AIM
In the essay about the old car and the new one, what does the son say he has decided for sure?

SOURCE DOCUMENT

And I cried. And cried. And realized I didn’t want a new car, I wanted the old one, forever, and I wanted the time back that we had in it. I wanted to relive it all again.

As a week went by, I stared  out the window at the new car in the driveway, wondering if it would ever feel like me, if I would ever feel like myself in it.
As I came out of the grocery store to get in it, I was impressed by the way I could swoop my foot under the back and it would open for me, but it felt like it was too much, too fancy, not me. Strangely, I missed fidgeting with the back door to get it to open, remembering exactly when it broke.
Although this car was still 10 years old, it felt far too much for me. 

I longed for the simple.

I got home, wiped the tears from my eyes, and unloaded groceries with my son who had come out to help.  “Mom! I decided for sure that I am going to buy the old car from you. I am so excited. Let’s take it out the canyon and up over the hill for a ride. I’ll drive.”

I dropped the groceries on the counter and grabbed the keys (real keys, not an electronic fob) and off we went, he in the driver's seat, and the groceries left to put away later.

As he drove, he began to tell me all about the adventures he was going to take that car on, what he was going to do to modify it, and how excited he was.

As town grew smaller in the rearview and the pavement turned to dirt, I started to catch the vision.
With windows down, the smell of pine trees filled the cab and all we could see were mountains for miles. Shared music blasted through the canyon until it was turned down just slightly as he shared his heart about life, friends, and more.

He finally said, “Mom, this car isn’t going anywhere. You can drive it anytime you want, and you can ride with me all the time! You aren’t losing something; you are just gaining something else. And your new car is cool and you are going to love it. Give it a chance.” 

And it struck me. He was right.
The passing of time is not the losing of one thing, it is the gaining of another.
All the years and memories in that car were just the beginning.
We had so many more to build, in this car, and that one.  

The yearning to re-live the old memories threatened to rob me of the joy of creating new ones.
But the truth is, as time passes, we can carry the amazing memories we have into the next season, where we will add new to the old.

This is not an easy season, this season where I am living in the tension of holding onto the old and embracing the new; where laughter and tears exist at the same time, and mourning and celebrating seem so intertwined.

For now, I will turn off the AC I so desperately wanted and roll the windows down, letting the dust from the dirt roads settle over the newness, in hopes that, as it starts to feel a little more lived in, new memories will start to grow, and the new car will start to feel a little bit more like me.

(Element and region data)

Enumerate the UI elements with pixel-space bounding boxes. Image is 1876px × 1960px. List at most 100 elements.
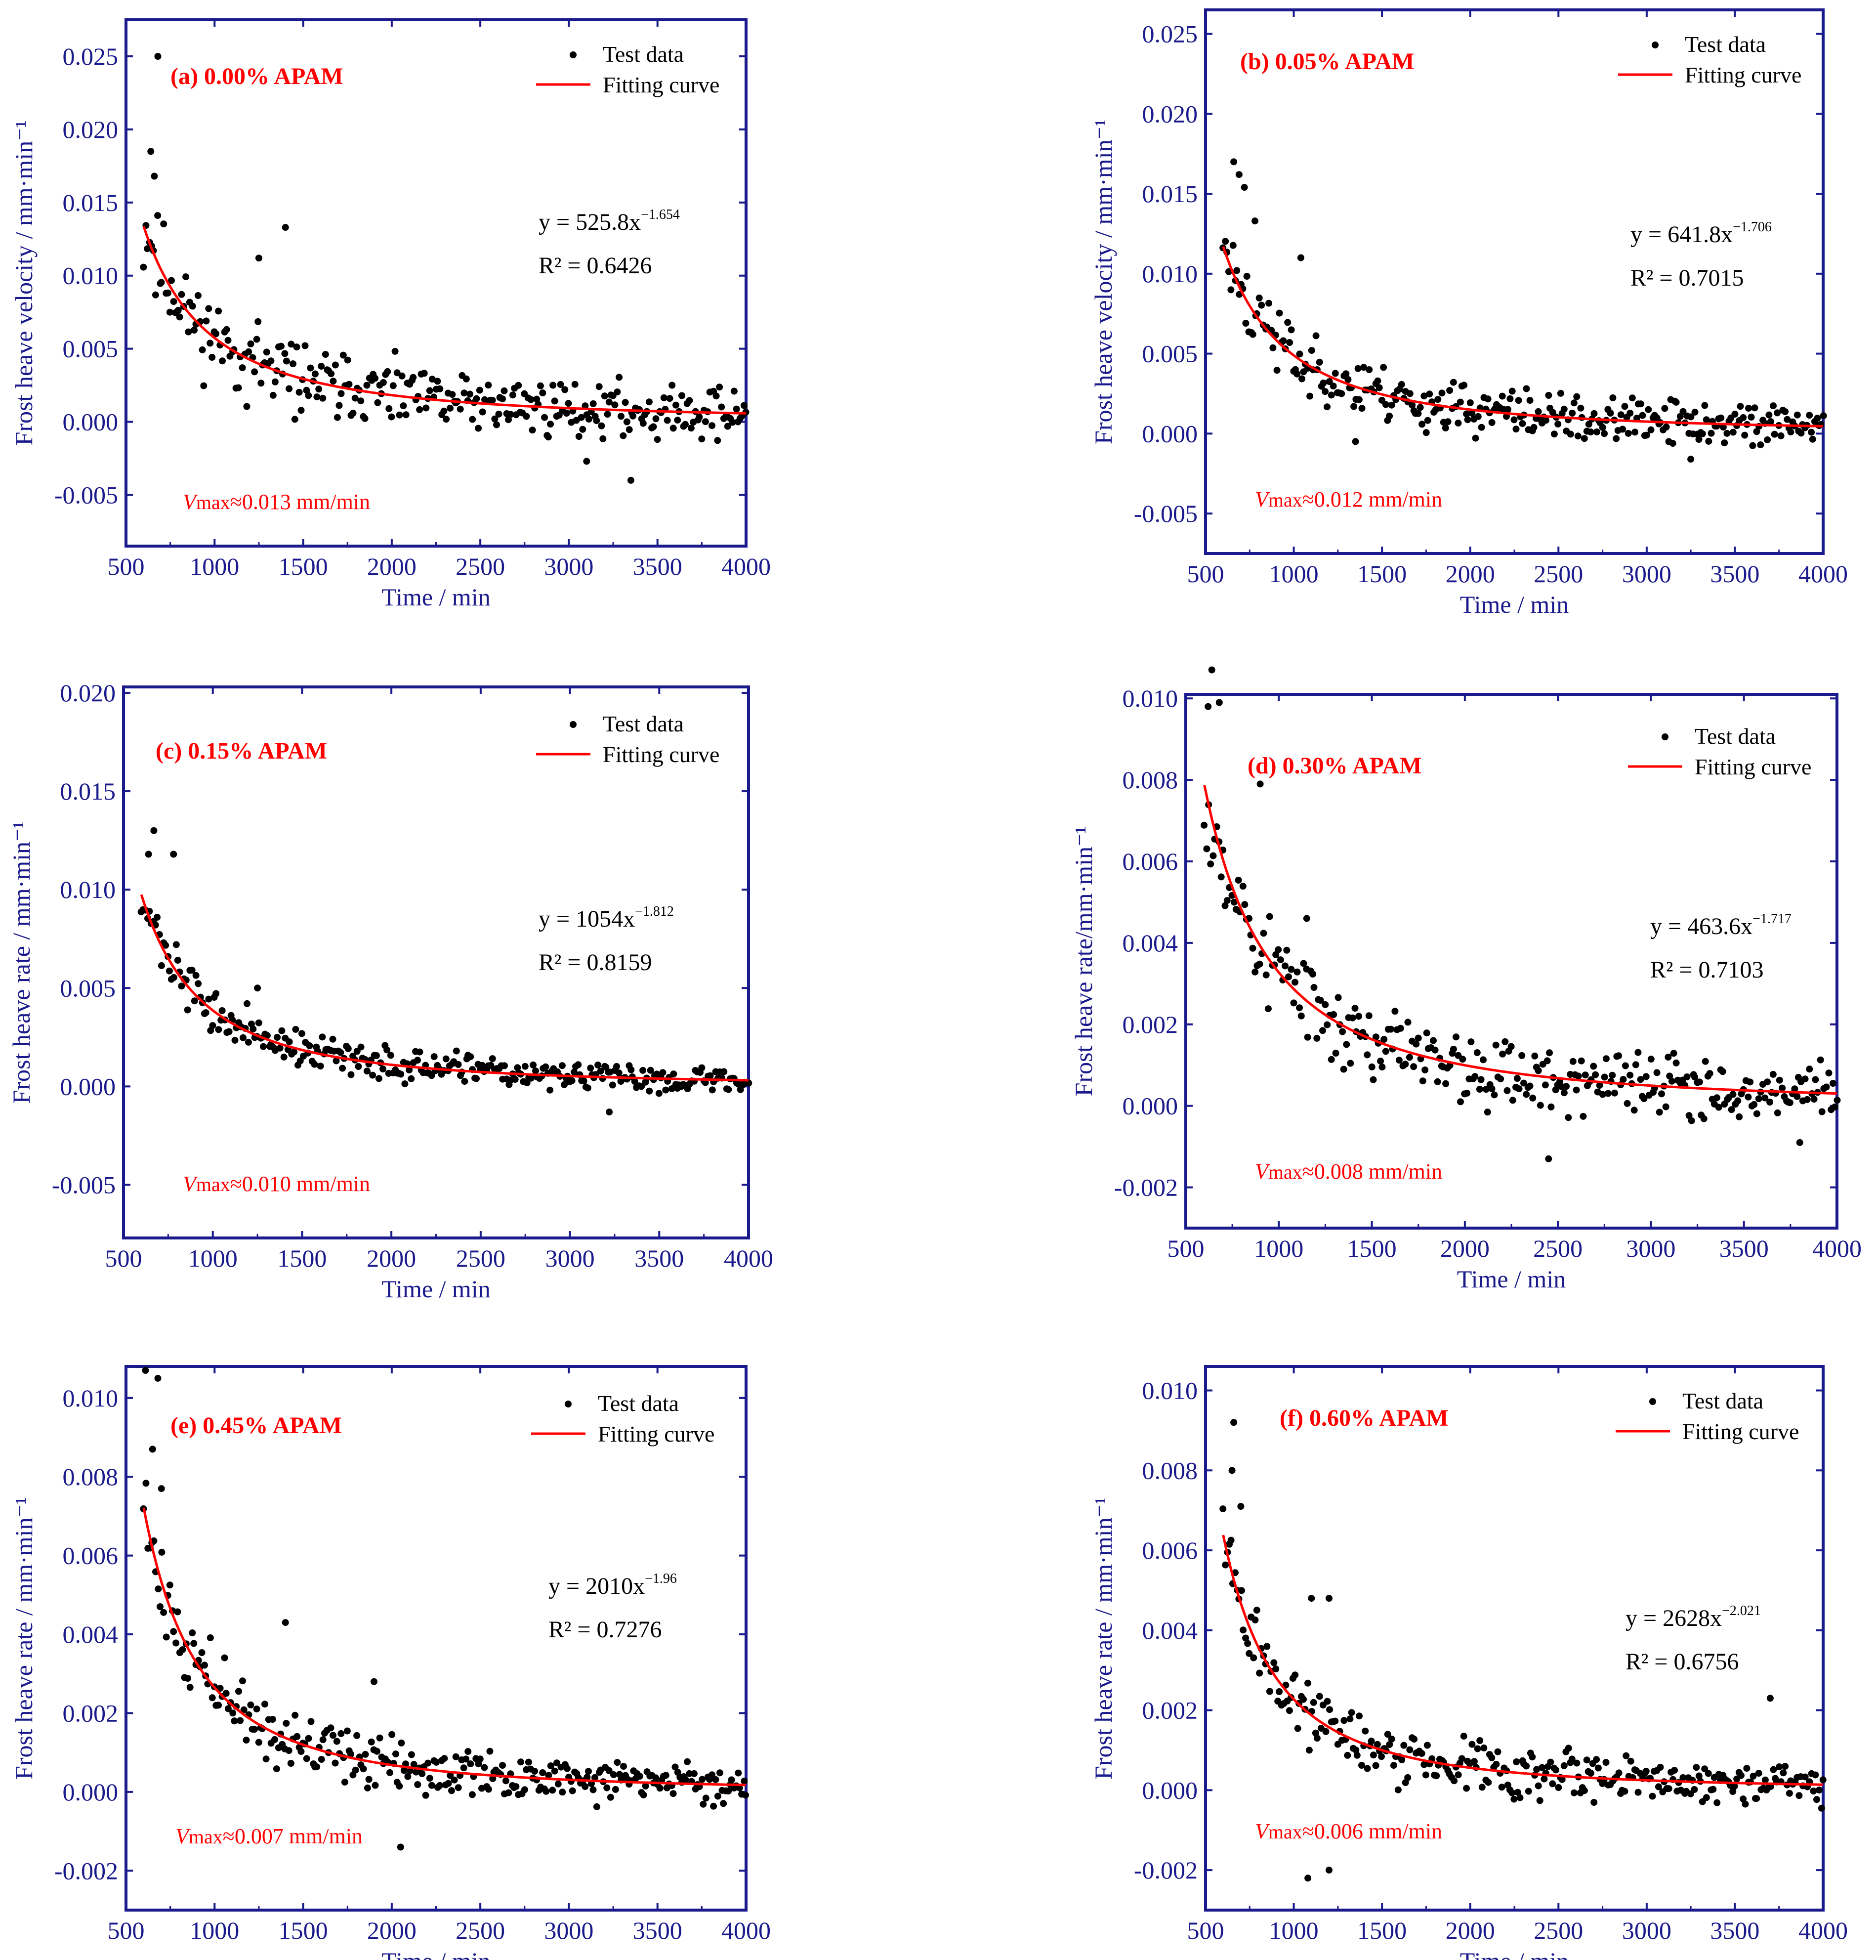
test-data-point bbox=[1313, 1735, 1321, 1742]
test-data-point bbox=[1444, 418, 1452, 426]
test-data-point bbox=[262, 1755, 270, 1763]
test-data-point bbox=[295, 388, 303, 396]
test-data-point bbox=[1753, 428, 1760, 435]
chart-panel-c: 500 1000 1500 2000 2500 3000 3500 4000 -0.005 0.0… bbox=[7, 679, 773, 1303]
x-tick-label: 1000 bbox=[1254, 1235, 1303, 1262]
test-data-point bbox=[714, 1792, 721, 1800]
test-data-point bbox=[273, 1765, 280, 1773]
test-data-point bbox=[1243, 273, 1251, 280]
test-data-point bbox=[1573, 393, 1581, 400]
test-data-point bbox=[1782, 408, 1789, 415]
test-data-point bbox=[629, 412, 636, 420]
test-data-point bbox=[466, 390, 474, 398]
test-data-point bbox=[222, 1690, 230, 1697]
test-data-point bbox=[1272, 1665, 1280, 1672]
test-data-point bbox=[1713, 1094, 1720, 1102]
test-data-point bbox=[469, 416, 476, 423]
test-data-point bbox=[1251, 217, 1258, 225]
test-data-point bbox=[212, 990, 220, 997]
test-data-point bbox=[460, 1764, 467, 1772]
test-data-point bbox=[682, 421, 689, 428]
test-data-point bbox=[1228, 1467, 1236, 1474]
test-data-point bbox=[1766, 1695, 1774, 1702]
test-data-point bbox=[609, 1081, 616, 1089]
test-data-point bbox=[1632, 1061, 1639, 1068]
test-data-point bbox=[1347, 1060, 1354, 1067]
test-data-point bbox=[1230, 158, 1238, 166]
test-data-point bbox=[1691, 1786, 1698, 1793]
test-data-point bbox=[254, 318, 262, 325]
test-data-point bbox=[174, 1608, 181, 1616]
test-data-point bbox=[1260, 930, 1267, 937]
test-data-point bbox=[1253, 1607, 1260, 1614]
test-data-point bbox=[1507, 1043, 1515, 1050]
x-tick-label: 2500 bbox=[1533, 1235, 1583, 1262]
test-data-point bbox=[388, 1731, 396, 1738]
test-data-point bbox=[1457, 398, 1464, 406]
test-data-point bbox=[254, 984, 261, 992]
test-data-point bbox=[1372, 1033, 1379, 1041]
test-data-point bbox=[189, 1629, 196, 1636]
test-data-point bbox=[384, 368, 391, 375]
test-data-point bbox=[593, 417, 600, 425]
test-data-point bbox=[1413, 1040, 1420, 1048]
test-data-point bbox=[664, 417, 671, 424]
test-data-point bbox=[191, 997, 198, 1005]
test-data-point bbox=[291, 1048, 298, 1056]
legend-label-test-data: Test data bbox=[598, 1391, 679, 1416]
test-data-point bbox=[330, 1732, 336, 1739]
test-data-point bbox=[1368, 1063, 1376, 1070]
test-data-point bbox=[1334, 994, 1342, 1001]
x-tick-label: 3000 bbox=[1622, 560, 1671, 588]
test-data-point bbox=[1235, 877, 1242, 884]
test-data-point bbox=[478, 1062, 486, 1069]
panel-label: (d) 0.30% APAM bbox=[1248, 753, 1421, 779]
test-data-point bbox=[422, 1791, 429, 1799]
test-data-point bbox=[1555, 1784, 1562, 1791]
test-data-point bbox=[1590, 1799, 1598, 1806]
test-data-point bbox=[614, 1759, 621, 1766]
test-data-point bbox=[1709, 1786, 1717, 1793]
test-data-point bbox=[1388, 1736, 1395, 1743]
test-data-point bbox=[502, 1777, 509, 1785]
test-data-point bbox=[668, 382, 676, 389]
test-data-point bbox=[1665, 1785, 1672, 1792]
test-data-point bbox=[372, 375, 379, 382]
y-tick-label: 0.000 bbox=[63, 408, 119, 436]
test-data-point bbox=[1506, 395, 1514, 402]
test-data-point bbox=[467, 1760, 474, 1768]
test-data-point bbox=[742, 1791, 749, 1799]
test-data-point bbox=[1634, 1789, 1642, 1796]
test-data-point bbox=[1468, 1741, 1476, 1748]
test-data-point bbox=[1687, 413, 1695, 421]
y-axis-title: Frost heave velocity / mm·min⁻¹ bbox=[1089, 119, 1117, 444]
test-data-point bbox=[1670, 1050, 1677, 1057]
y-tick-label: 0.004 bbox=[63, 1620, 119, 1648]
test-data-point bbox=[1814, 415, 1821, 422]
test-data-point bbox=[1255, 295, 1263, 301]
test-data-point bbox=[1656, 1108, 1663, 1116]
test-data-point bbox=[1276, 309, 1283, 317]
test-data-point bbox=[1529, 1753, 1536, 1761]
test-data-point bbox=[1777, 432, 1785, 439]
test-data-point bbox=[1818, 1804, 1825, 1812]
test-data-point bbox=[636, 1773, 643, 1780]
test-data-point bbox=[1782, 1763, 1789, 1770]
test-data-point bbox=[601, 392, 608, 400]
test-data-point bbox=[170, 1628, 177, 1635]
x-tick-label: 2000 bbox=[1446, 560, 1495, 588]
test-data-point bbox=[1560, 1762, 1568, 1769]
x-tick-label: 3500 bbox=[634, 1244, 684, 1272]
test-data-point bbox=[1743, 1765, 1751, 1772]
test-data-point bbox=[1642, 1073, 1650, 1080]
test-data-point bbox=[1344, 1751, 1351, 1759]
test-data-point bbox=[1266, 913, 1273, 920]
test-data-point bbox=[200, 382, 208, 389]
test-data-point bbox=[1542, 1081, 1549, 1089]
test-data-point bbox=[389, 382, 397, 389]
test-data-point bbox=[1288, 966, 1295, 973]
test-data-point bbox=[285, 1747, 292, 1754]
test-data-point bbox=[1296, 1004, 1303, 1012]
test-data-point bbox=[537, 382, 544, 389]
test-data-point bbox=[1570, 399, 1578, 407]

RESPONSE TO THE EXERCISE
He has decided to buy the old car from his mom.